Task objective:
List each line in which the string "name" appears.
## start
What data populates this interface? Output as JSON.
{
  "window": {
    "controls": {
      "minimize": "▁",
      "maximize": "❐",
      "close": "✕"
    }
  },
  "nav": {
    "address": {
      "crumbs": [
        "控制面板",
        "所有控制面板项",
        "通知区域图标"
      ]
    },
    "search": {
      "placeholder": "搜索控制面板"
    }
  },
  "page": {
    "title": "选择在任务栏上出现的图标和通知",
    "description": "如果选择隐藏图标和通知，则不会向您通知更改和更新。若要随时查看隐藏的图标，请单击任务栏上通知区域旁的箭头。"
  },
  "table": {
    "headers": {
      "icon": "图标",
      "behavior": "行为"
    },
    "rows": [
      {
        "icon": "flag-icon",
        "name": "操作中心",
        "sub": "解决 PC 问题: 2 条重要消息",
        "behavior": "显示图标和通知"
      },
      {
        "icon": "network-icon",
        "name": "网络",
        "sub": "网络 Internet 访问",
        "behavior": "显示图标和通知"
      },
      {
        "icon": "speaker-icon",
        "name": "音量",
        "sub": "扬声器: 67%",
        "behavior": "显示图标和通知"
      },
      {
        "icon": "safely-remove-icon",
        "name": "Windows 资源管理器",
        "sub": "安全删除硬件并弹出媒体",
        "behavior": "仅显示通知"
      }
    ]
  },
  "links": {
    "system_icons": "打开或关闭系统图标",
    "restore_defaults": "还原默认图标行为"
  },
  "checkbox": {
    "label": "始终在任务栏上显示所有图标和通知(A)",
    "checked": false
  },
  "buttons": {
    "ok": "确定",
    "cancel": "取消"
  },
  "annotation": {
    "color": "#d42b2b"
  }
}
## end
Result below:
        "name": "操作中心",
        "name": "网络",
        "name": "音量",
        "name": "Windows 资源管理器",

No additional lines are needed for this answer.